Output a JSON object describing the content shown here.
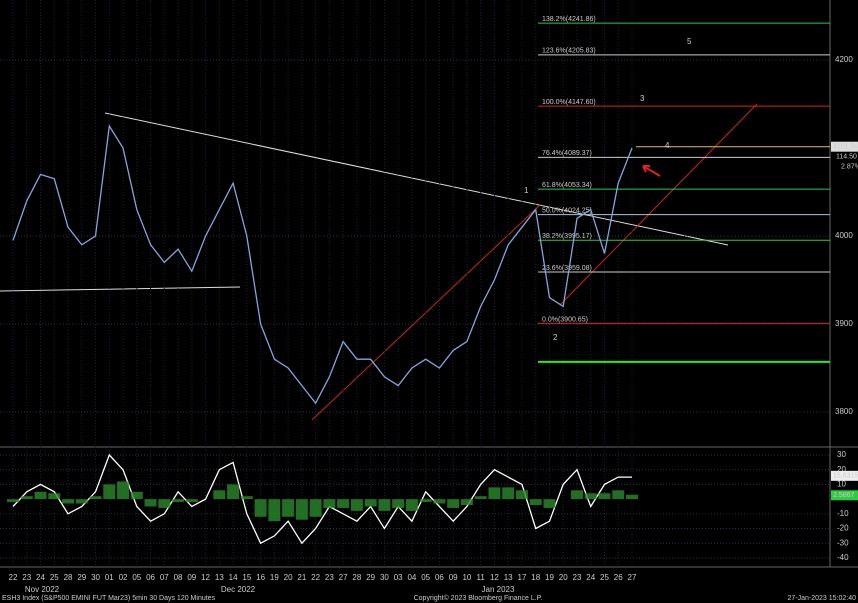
{
  "chart_data": [
    {
      "type": "line",
      "categories": [
        "22",
        "23",
        "24",
        "25",
        "28",
        "29",
        "30",
        "01",
        "02",
        "05",
        "06",
        "07",
        "08",
        "09",
        "12",
        "13",
        "14",
        "15",
        "16",
        "19",
        "20",
        "21",
        "22",
        "23",
        "27",
        "28",
        "29",
        "30",
        "03",
        "04",
        "05",
        "06",
        "09",
        "10",
        "11",
        "12",
        "13",
        "17",
        "18",
        "19",
        "20",
        "23",
        "24",
        "25",
        "26",
        "27"
      ],
      "month_labels": [
        "Nov 2022",
        "Dec 2022",
        "Jan 2023"
      ],
      "series": [
        {
          "color": "#7fa8e0",
          "values": [
            3995,
            4040,
            4070,
            4065,
            4010,
            3990,
            4000,
            4125,
            4100,
            4030,
            3990,
            3970,
            3985,
            3960,
            4000,
            4030,
            4060,
            4000,
            3900,
            3860,
            3850,
            3830,
            3810,
            3840,
            3880,
            3860,
            3860,
            3840,
            3830,
            3850,
            3860,
            3850,
            3870,
            3880,
            3920,
            3950,
            3990,
            4010,
            4030,
            3930,
            3920,
            4020,
            4030,
            3980,
            4060,
            4100
          ]
        }
      ],
      "ylim": [
        3762.5,
        4268.2
      ],
      "yticks": [
        3800,
        3900,
        4000,
        4200
      ],
      "grid": true,
      "levels": [
        {
          "label": "138.2%(4241.86)",
          "value": 4241.86,
          "color": "#2ecc40"
        },
        {
          "label": "123.6%(4205.83)",
          "value": 4205.83,
          "color": "#cccccc"
        },
        {
          "label": "100.0%(4147.60)",
          "value": 4147.6,
          "color": "#e02020"
        },
        {
          "label": "76.4%(4089.37)",
          "value": 4089.37,
          "color": "#cccccc"
        },
        {
          "label": "61.8%(4053.34)",
          "value": 4053.34,
          "color": "#2ecc40"
        },
        {
          "label": "50.0%(4024.25)",
          "value": 4024.25,
          "color": "#aac8e0"
        },
        {
          "label": "38.2%(3995.17)",
          "value": 3995.17,
          "color": "#2ecc40"
        },
        {
          "label": "23.6%(3959.08)",
          "value": 3959.08,
          "color": "#cccccc"
        },
        {
          "label": "0.0%(3900.65)",
          "value": 3900.65,
          "color": "#e02020"
        }
      ],
      "support_line": {
        "value": 3857,
        "color": "#22ee22"
      },
      "last_price": {
        "value": 4101.5,
        "label": "4101.50"
      },
      "change": "114.50",
      "change_pct": "2.87%",
      "annotations": [
        "1",
        "2",
        "3",
        "4",
        "5"
      ]
    },
    {
      "type": "line",
      "series": [
        {
          "color": "#ffffff",
          "values": [
            -5,
            5,
            10,
            5,
            -10,
            -5,
            5,
            30,
            20,
            -5,
            -15,
            -10,
            5,
            -5,
            0,
            20,
            25,
            -10,
            -30,
            -25,
            -15,
            -30,
            -20,
            -5,
            -10,
            -15,
            -5,
            -20,
            -5,
            -15,
            5,
            -5,
            -15,
            -5,
            10,
            20,
            15,
            10,
            -20,
            -15,
            10,
            20,
            -5,
            10,
            15,
            15
          ]
        },
        {
          "color": "#2a8a2a",
          "style": "bar",
          "values": [
            -2,
            2,
            5,
            4,
            -3,
            -3,
            2,
            10,
            12,
            5,
            -5,
            -6,
            -2,
            -2,
            0,
            6,
            10,
            2,
            -12,
            -15,
            -12,
            -14,
            -12,
            -6,
            -6,
            -8,
            -5,
            -8,
            -6,
            -8,
            -2,
            -3,
            -6,
            -4,
            2,
            8,
            8,
            6,
            -4,
            -6,
            0,
            6,
            4,
            4,
            6,
            3
          ]
        }
      ],
      "ylim": [
        -44.8,
        33.4
      ],
      "yticks": [
        30,
        20,
        10,
        -10,
        -20,
        -30,
        -40
      ],
      "last_values": [
        15.8315,
        2.5867
      ]
    }
  ],
  "footer": {
    "left": "ESH3 Index (S&P500 EMINI FUT  Mar23) 5min 30 Days 120 Minutes",
    "center": "Copyright© 2023 Bloomberg Finance L.P.",
    "right": "27-Jan-2023 15:02:40"
  }
}
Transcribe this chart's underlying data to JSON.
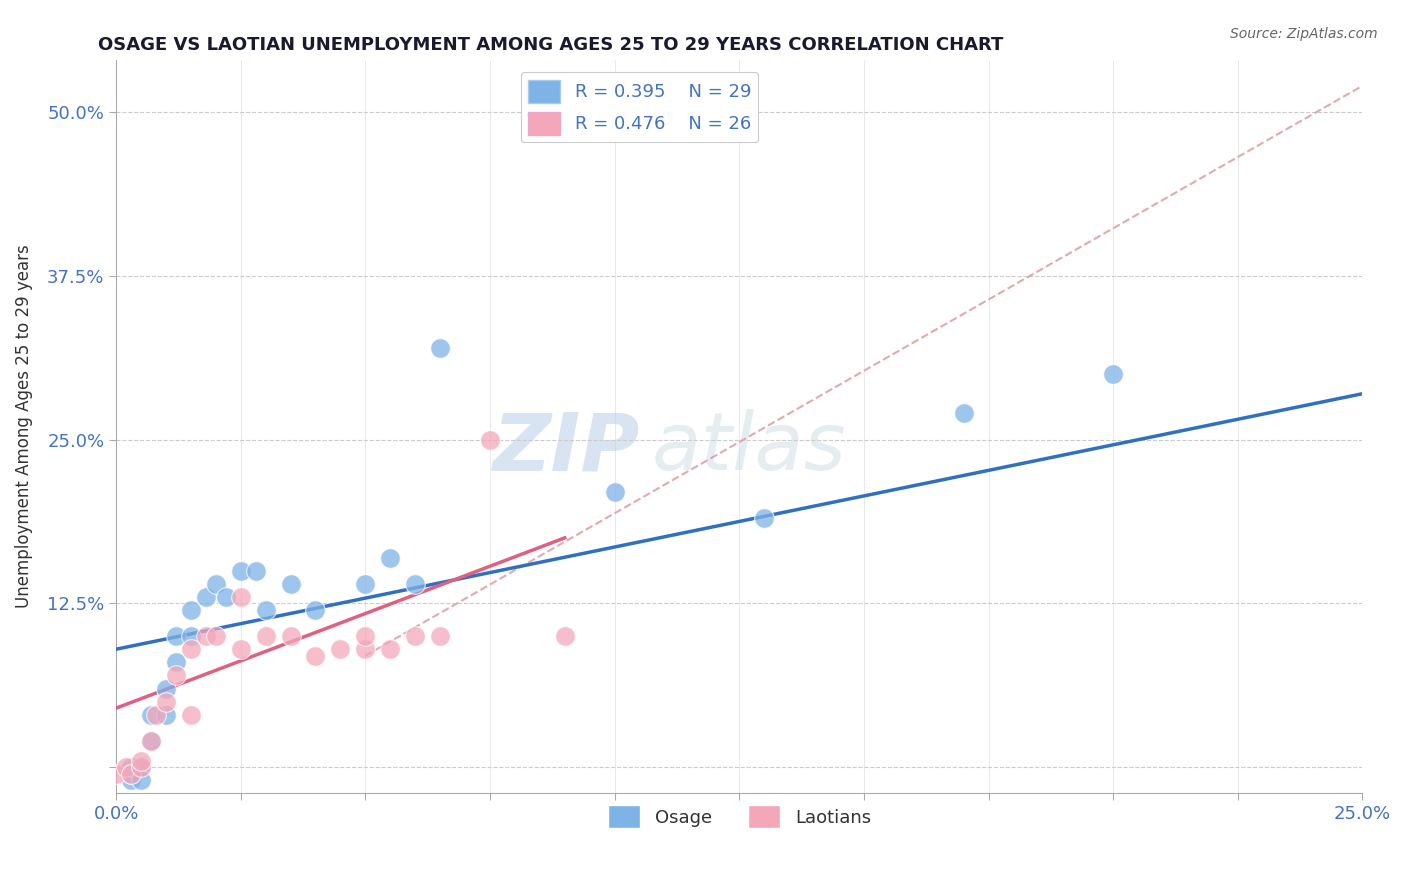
{
  "title": "OSAGE VS LAOTIAN UNEMPLOYMENT AMONG AGES 25 TO 29 YEARS CORRELATION CHART",
  "source": "Source: ZipAtlas.com",
  "xlabel": "",
  "ylabel": "Unemployment Among Ages 25 to 29 years",
  "xlim": [
    0.0,
    0.25
  ],
  "ylim": [
    -0.02,
    0.54
  ],
  "xticks": [
    0.0,
    0.025,
    0.05,
    0.075,
    0.1,
    0.125,
    0.15,
    0.175,
    0.2,
    0.225,
    0.25
  ],
  "xticklabels": [
    "0.0%",
    "",
    "",
    "",
    "",
    "",
    "",
    "",
    "",
    "",
    "25.0%"
  ],
  "ytick_positions": [
    0.0,
    0.125,
    0.25,
    0.375,
    0.5
  ],
  "yticklabels": [
    "",
    "12.5%",
    "25.0%",
    "37.5%",
    "50.0%"
  ],
  "osage_color": "#7EB3E8",
  "laotian_color": "#F4A7B9",
  "trendline_osage_color": "#3070C0",
  "trendline_laotian_color": "#E06080",
  "trendline_diagonal_color": "#E0A0A8",
  "legend_R_osage": "R = 0.395",
  "legend_N_osage": "N = 29",
  "legend_R_laotian": "R = 0.476",
  "legend_N_laotian": "N = 26",
  "watermark_zip": "ZIP",
  "watermark_atlas": "atlas",
  "osage_x": [
    0.003,
    0.003,
    0.003,
    0.005,
    0.005,
    0.007,
    0.007,
    0.01,
    0.01,
    0.012,
    0.012,
    0.015,
    0.015,
    0.018,
    0.02,
    0.022,
    0.025,
    0.028,
    0.03,
    0.035,
    0.04,
    0.05,
    0.055,
    0.06,
    0.065,
    0.1,
    0.13,
    0.17,
    0.2
  ],
  "osage_y": [
    -0.01,
    -0.005,
    0.0,
    0.0,
    -0.01,
    0.02,
    0.04,
    0.04,
    0.06,
    0.08,
    0.1,
    0.1,
    0.12,
    0.13,
    0.14,
    0.13,
    0.15,
    0.15,
    0.12,
    0.14,
    0.12,
    0.14,
    0.16,
    0.14,
    0.32,
    0.21,
    0.19,
    0.27,
    0.3
  ],
  "laotian_x": [
    0.0,
    0.002,
    0.003,
    0.005,
    0.005,
    0.007,
    0.008,
    0.01,
    0.012,
    0.015,
    0.015,
    0.018,
    0.02,
    0.025,
    0.025,
    0.03,
    0.035,
    0.04,
    0.045,
    0.05,
    0.05,
    0.055,
    0.06,
    0.065,
    0.075,
    0.09
  ],
  "laotian_y": [
    -0.005,
    0.0,
    -0.005,
    0.0,
    0.005,
    0.02,
    0.04,
    0.05,
    0.07,
    0.04,
    0.09,
    0.1,
    0.1,
    0.13,
    0.09,
    0.1,
    0.1,
    0.085,
    0.09,
    0.09,
    0.1,
    0.09,
    0.1,
    0.1,
    0.25,
    0.1
  ],
  "trendline_blue_x0": 0.0,
  "trendline_blue_y0": 0.09,
  "trendline_blue_x1": 0.25,
  "trendline_blue_y1": 0.285,
  "trendline_pink_x0": 0.0,
  "trendline_pink_y0": 0.045,
  "trendline_pink_x1": 0.09,
  "trendline_pink_y1": 0.175,
  "trendline_diag_x0": 0.05,
  "trendline_diag_y0": 0.085,
  "trendline_diag_x1": 0.25,
  "trendline_diag_y1": 0.52
}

= = =

_Task requirements:_
Output an exact copy of the material, with the pictures removed.

_Solution:_
Output a JSON object describing the content shown here.
{
  "chart_data": [
    {
      "type": "line",
      "categories": [
        "22",
        "23",
        "24",
        "25",
        "28",
        "29",
        "30",
        "01",
        "02",
        "05",
        "06",
        "07",
        "08",
        "09",
        "12",
        "13",
        "14",
        "15",
        "16",
        "19",
        "20",
        "21",
        "22",
        "23",
        "27",
        "28",
        "29",
        "30",
        "03",
        "04",
        "05",
        "06",
        "09",
        "10",
        "11",
        "12",
        "13",
        "17",
        "18",
        "19",
        "20",
        "23",
        "24",
        "25",
        "26",
        "27"
      ],
      "month_labels": [
        "Nov 2022",
        "Dec 2022",
        "Jan 2023"
      ],
      "series": [
        {
          "color": "#7fa8e0",
          "values": [
            3995,
            4040,
            4070,
            4065,
            4010,
            3990,
            4000,
            4125,
            4100,
            4030,
            3990,
            3970,
            3985,
            3960,
            4000,
            4030,
            4060,
            4000,
            3900,
            3860,
            3850,
            3830,
            3810,
            3840,
            3880,
            3860,
            3860,
            3840,
            3830,
            3850,
            3860,
            3850,
            3870,
            3880,
            3920,
            3950,
            3990,
            4010,
            4030,
            3930,
            3920,
            4020,
            4030,
            3980,
            4060,
            4100
          ]
        }
      ],
      "ylim": [
        3762.5,
        4268.2
      ],
      "yticks": [
        3800,
        3900,
        4000,
        4200
      ],
      "grid": true,
      "levels": [
        {
          "label": "138.2%(4241.86)",
          "value": 4241.86,
          "color": "#2ecc40"
        },
        {
          "label": "123.6%(4205.83)",
          "value": 4205.83,
          "color": "#cccccc"
        },
        {
          "label": "100.0%(4147.60)",
          "value": 4147.6,
          "color": "#e02020"
        },
        {
          "label": "76.4%(4089.37)",
          "value": 4089.37,
          "color": "#cccccc"
        },
        {
          "label": "61.8%(4053.34)",
          "value": 4053.34,
          "color": "#2ecc40"
        },
        {
          "label": "50.0%(4024.25)",
          "value": 4024.25,
          "color": "#aac8e0"
        },
        {
          "label": "38.2%(3995.17)",
          "value": 3995.17,
          "color": "#2ecc40"
        },
        {
          "label": "23.6%(3959.08)",
          "value": 3959.08,
          "color": "#cccccc"
        },
        {
          "label": "0.0%(3900.65)",
          "value": 3900.65,
          "color": "#e02020"
        }
      ],
      "support_line": {
        "value": 3857,
        "color": "#22ee22"
      },
      "last_price": {
        "value": 4101.5,
        "label": "4101.50"
      },
      "change": "114.50",
      "change_pct": "2.87%",
      "annotations": [
        "1",
        "2",
        "3",
        "4",
        "5"
      ]
    },
    {
      "type": "line",
      "series": [
        {
          "color": "#ffffff",
          "values": [
            -5,
            5,
            10,
            5,
            -10,
            -5,
            5,
            30,
            20,
            -5,
            -15,
            -10,
            5,
            -5,
            0,
            20,
            25,
            -10,
            -30,
            -25,
            -15,
            -30,
            -20,
            -5,
            -10,
            -15,
            -5,
            -20,
            -5,
            -15,
            5,
            -5,
            -15,
            -5,
            10,
            20,
            15,
            10,
            -20,
            -15,
            10,
            20,
            -5,
            10,
            15,
            15
          ]
        },
        {
          "color": "#2a8a2a",
          "style": "bar",
          "values": [
            -2,
            2,
            5,
            4,
            -3,
            -3,
            2,
            10,
            12,
            5,
            -5,
            -6,
            -2,
            -2,
            0,
            6,
            10,
            2,
            -12,
            -15,
            -12,
            -14,
            -12,
            -6,
            -6,
            -8,
            -5,
            -8,
            -6,
            -8,
            -2,
            -3,
            -6,
            -4,
            2,
            8,
            8,
            6,
            -4,
            -6,
            0,
            6,
            4,
            4,
            6,
            3
          ]
        }
      ],
      "ylim": [
        -44.8,
        33.4
      ],
      "yticks": [
        30,
        20,
        10,
        -10,
        -20,
        -30,
        -40
      ],
      "last_values": [
        15.8315,
        2.5867
      ]
    }
  ],
  "footer": {
    "left": "ESH3 Index (S&P500 EMINI FUT  Mar23) 5min 30 Days 120 Minutes",
    "center": "Copyright© 2023 Bloomberg Finance L.P.",
    "right": "27-Jan-2023 15:02:40"
  }
}
Transcribe this chart's underlying data to JSON.
{
  "title": "OSAGE VS LAOTIAN UNEMPLOYMENT AMONG AGES 25 TO 29 YEARS CORRELATION CHART",
  "source": "Source: ZipAtlas.com",
  "xlabel": "",
  "ylabel": "Unemployment Among Ages 25 to 29 years",
  "xlim": [
    0.0,
    0.25
  ],
  "ylim": [
    -0.02,
    0.54
  ],
  "xticks": [
    0.0,
    0.025,
    0.05,
    0.075,
    0.1,
    0.125,
    0.15,
    0.175,
    0.2,
    0.225,
    0.25
  ],
  "xticklabels": [
    "0.0%",
    "",
    "",
    "",
    "",
    "",
    "",
    "",
    "",
    "",
    "25.0%"
  ],
  "ytick_positions": [
    0.0,
    0.125,
    0.25,
    0.375,
    0.5
  ],
  "yticklabels": [
    "",
    "12.5%",
    "25.0%",
    "37.5%",
    "50.0%"
  ],
  "osage_color": "#7EB3E8",
  "laotian_color": "#F4A7B9",
  "trendline_osage_color": "#3070C0",
  "trendline_laotian_color": "#E06080",
  "trendline_diagonal_color": "#E0A0A8",
  "legend_R_osage": "R = 0.395",
  "legend_N_osage": "N = 29",
  "legend_R_laotian": "R = 0.476",
  "legend_N_laotian": "N = 26",
  "watermark_zip": "ZIP",
  "watermark_atlas": "atlas",
  "osage_x": [
    0.003,
    0.003,
    0.003,
    0.005,
    0.005,
    0.007,
    0.007,
    0.01,
    0.01,
    0.012,
    0.012,
    0.015,
    0.015,
    0.018,
    0.02,
    0.022,
    0.025,
    0.028,
    0.03,
    0.035,
    0.04,
    0.05,
    0.055,
    0.06,
    0.065,
    0.1,
    0.13,
    0.17,
    0.2
  ],
  "osage_y": [
    -0.01,
    -0.005,
    0.0,
    0.0,
    -0.01,
    0.02,
    0.04,
    0.04,
    0.06,
    0.08,
    0.1,
    0.1,
    0.12,
    0.13,
    0.14,
    0.13,
    0.15,
    0.15,
    0.12,
    0.14,
    0.12,
    0.14,
    0.16,
    0.14,
    0.32,
    0.21,
    0.19,
    0.27,
    0.3
  ],
  "laotian_x": [
    0.0,
    0.002,
    0.003,
    0.005,
    0.005,
    0.007,
    0.008,
    0.01,
    0.012,
    0.015,
    0.015,
    0.018,
    0.02,
    0.025,
    0.025,
    0.03,
    0.035,
    0.04,
    0.045,
    0.05,
    0.05,
    0.055,
    0.06,
    0.065,
    0.075,
    0.09
  ],
  "laotian_y": [
    -0.005,
    0.0,
    -0.005,
    0.0,
    0.005,
    0.02,
    0.04,
    0.05,
    0.07,
    0.04,
    0.09,
    0.1,
    0.1,
    0.13,
    0.09,
    0.1,
    0.1,
    0.085,
    0.09,
    0.09,
    0.1,
    0.09,
    0.1,
    0.1,
    0.25,
    0.1
  ],
  "trendline_blue_x0": 0.0,
  "trendline_blue_y0": 0.09,
  "trendline_blue_x1": 0.25,
  "trendline_blue_y1": 0.285,
  "trendline_pink_x0": 0.0,
  "trendline_pink_y0": 0.045,
  "trendline_pink_x1": 0.09,
  "trendline_pink_y1": 0.175,
  "trendline_diag_x0": 0.05,
  "trendline_diag_y0": 0.085,
  "trendline_diag_x1": 0.25,
  "trendline_diag_y1": 0.52
}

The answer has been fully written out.